OBJECTIVE = Lay out the lines below, from the first one through the line containing "cell-detail: 虚拟机正在加入网络 — [1648, 736, 1896, 837]", as a Markdown table with the columns No. and Line. Number each row and leave out blank lines.

DATA TO USE =
══════════════════════════════
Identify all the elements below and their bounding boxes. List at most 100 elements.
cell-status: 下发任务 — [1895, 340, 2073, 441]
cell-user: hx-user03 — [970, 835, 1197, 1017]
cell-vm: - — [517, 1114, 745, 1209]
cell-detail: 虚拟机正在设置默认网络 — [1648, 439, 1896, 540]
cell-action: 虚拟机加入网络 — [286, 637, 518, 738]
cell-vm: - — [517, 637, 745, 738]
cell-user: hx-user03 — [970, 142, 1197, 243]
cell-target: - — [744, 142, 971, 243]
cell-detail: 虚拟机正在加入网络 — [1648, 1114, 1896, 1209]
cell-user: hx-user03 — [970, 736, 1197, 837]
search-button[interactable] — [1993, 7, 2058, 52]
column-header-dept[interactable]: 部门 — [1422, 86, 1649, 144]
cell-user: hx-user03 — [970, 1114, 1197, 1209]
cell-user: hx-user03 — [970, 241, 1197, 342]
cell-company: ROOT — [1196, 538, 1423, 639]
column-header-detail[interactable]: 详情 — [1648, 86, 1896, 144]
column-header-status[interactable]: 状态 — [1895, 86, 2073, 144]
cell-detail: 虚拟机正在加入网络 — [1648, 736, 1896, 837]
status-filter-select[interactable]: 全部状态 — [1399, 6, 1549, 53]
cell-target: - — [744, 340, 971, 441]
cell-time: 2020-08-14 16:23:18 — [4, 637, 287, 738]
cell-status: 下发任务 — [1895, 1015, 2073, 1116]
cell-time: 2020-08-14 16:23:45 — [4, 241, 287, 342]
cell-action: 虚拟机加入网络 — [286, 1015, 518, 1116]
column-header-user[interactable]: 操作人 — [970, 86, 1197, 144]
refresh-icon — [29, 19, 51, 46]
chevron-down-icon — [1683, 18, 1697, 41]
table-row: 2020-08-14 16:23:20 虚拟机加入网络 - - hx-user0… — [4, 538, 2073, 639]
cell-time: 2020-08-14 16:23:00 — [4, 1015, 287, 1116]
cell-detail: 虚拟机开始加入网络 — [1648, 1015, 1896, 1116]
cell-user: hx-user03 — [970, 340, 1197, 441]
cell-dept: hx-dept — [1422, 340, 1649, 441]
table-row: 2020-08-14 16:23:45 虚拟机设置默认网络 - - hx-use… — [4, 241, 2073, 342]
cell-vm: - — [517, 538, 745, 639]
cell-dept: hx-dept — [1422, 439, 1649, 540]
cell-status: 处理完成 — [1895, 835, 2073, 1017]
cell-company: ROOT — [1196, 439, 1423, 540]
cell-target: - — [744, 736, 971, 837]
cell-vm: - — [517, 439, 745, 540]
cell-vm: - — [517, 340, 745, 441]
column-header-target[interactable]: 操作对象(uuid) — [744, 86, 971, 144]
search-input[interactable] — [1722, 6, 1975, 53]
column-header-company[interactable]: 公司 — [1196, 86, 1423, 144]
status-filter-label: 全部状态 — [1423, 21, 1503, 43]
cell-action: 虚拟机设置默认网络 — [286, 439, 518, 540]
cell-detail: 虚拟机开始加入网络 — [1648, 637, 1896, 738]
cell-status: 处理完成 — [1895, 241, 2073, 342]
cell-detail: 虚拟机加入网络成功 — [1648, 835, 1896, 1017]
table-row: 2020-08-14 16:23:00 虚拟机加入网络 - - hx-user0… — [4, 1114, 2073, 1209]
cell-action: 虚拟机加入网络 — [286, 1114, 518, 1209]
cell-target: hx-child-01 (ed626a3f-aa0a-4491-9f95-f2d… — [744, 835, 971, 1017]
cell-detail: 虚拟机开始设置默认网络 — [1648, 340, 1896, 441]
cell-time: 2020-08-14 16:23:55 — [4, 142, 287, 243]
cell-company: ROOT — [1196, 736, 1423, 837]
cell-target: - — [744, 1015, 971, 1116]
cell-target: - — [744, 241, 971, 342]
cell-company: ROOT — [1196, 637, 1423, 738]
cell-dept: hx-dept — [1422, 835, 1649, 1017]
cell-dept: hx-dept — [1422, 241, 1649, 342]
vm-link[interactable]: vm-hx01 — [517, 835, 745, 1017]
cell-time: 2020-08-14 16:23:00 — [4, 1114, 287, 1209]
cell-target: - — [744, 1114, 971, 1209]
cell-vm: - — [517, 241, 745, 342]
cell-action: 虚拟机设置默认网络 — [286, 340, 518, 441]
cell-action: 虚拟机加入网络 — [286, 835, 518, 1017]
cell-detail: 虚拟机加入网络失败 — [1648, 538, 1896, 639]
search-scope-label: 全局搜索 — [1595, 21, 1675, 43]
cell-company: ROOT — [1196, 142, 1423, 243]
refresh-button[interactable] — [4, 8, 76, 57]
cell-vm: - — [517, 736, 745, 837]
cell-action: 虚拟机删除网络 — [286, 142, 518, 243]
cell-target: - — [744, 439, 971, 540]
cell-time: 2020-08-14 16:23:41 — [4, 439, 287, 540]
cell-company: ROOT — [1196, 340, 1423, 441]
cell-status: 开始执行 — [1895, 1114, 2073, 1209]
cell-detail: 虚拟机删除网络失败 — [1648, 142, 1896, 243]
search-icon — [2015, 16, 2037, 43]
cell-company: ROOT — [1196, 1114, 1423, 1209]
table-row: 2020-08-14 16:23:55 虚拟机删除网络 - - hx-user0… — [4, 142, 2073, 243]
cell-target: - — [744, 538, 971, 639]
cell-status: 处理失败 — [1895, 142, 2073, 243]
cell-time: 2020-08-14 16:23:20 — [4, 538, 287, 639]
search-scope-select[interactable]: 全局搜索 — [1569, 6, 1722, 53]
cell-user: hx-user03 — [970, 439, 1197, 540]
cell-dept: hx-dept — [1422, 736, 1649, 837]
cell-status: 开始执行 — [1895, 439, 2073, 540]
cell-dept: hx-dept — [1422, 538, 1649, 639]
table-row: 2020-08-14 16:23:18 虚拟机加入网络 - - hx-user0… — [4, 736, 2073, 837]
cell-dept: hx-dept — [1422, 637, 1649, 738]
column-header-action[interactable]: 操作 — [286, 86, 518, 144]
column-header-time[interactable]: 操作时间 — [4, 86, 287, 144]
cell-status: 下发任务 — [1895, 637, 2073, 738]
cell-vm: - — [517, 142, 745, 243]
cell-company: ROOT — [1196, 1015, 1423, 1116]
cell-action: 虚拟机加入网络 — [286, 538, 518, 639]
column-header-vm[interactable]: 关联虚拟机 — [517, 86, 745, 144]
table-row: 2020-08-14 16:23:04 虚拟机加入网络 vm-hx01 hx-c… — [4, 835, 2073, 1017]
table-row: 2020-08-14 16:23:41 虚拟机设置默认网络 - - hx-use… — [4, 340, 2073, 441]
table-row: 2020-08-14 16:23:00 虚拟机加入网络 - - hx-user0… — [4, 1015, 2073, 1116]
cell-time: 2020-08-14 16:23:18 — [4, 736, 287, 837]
══════════════════════════════
SOLUTION BELOW =
| No. | Line |
|---|---|
| 1 | Identify all the elements below and their bounding boxes. List at most 100 elements. |
| 2 | cell-status: 下发任务 — [1895, 340, 2073, 441] |
| 3 | cell-user: hx-user03 — [970, 835, 1197, 1017] |
| 4 | cell-vm: - — [517, 1114, 745, 1209] |
| 5 | cell-detail: 虚拟机正在设置默认网络 — [1648, 439, 1896, 540] |
| 6 | cell-action: 虚拟机加入网络 — [286, 637, 518, 738] |
| 7 | cell-vm: - — [517, 637, 745, 738] |
| 8 | cell-user: hx-user03 — [970, 142, 1197, 243] |
| 9 | cell-target: - — [744, 142, 971, 243] |
| 10 | cell-detail: 虚拟机正在加入网络 — [1648, 1114, 1896, 1209] |
| 11 | cell-user: hx-user03 — [970, 736, 1197, 837] |
| 12 | search-button[interactable] — [1993, 7, 2058, 52] |
| 13 | column-header-dept[interactable]: 部门 — [1422, 86, 1649, 144] |
| 14 | cell-user: hx-user03 — [970, 1114, 1197, 1209] |
| 15 | cell-user: hx-user03 — [970, 241, 1197, 342] |
| 16 | cell-company: ROOT — [1196, 538, 1423, 639] |
| 17 | column-header-detail[interactable]: 详情 — [1648, 86, 1896, 144] |
| 18 | column-header-status[interactable]: 状态 — [1895, 86, 2073, 144] |
| 19 | cell-detail: 虚拟机正在加入网络 — [1648, 736, 1896, 837] |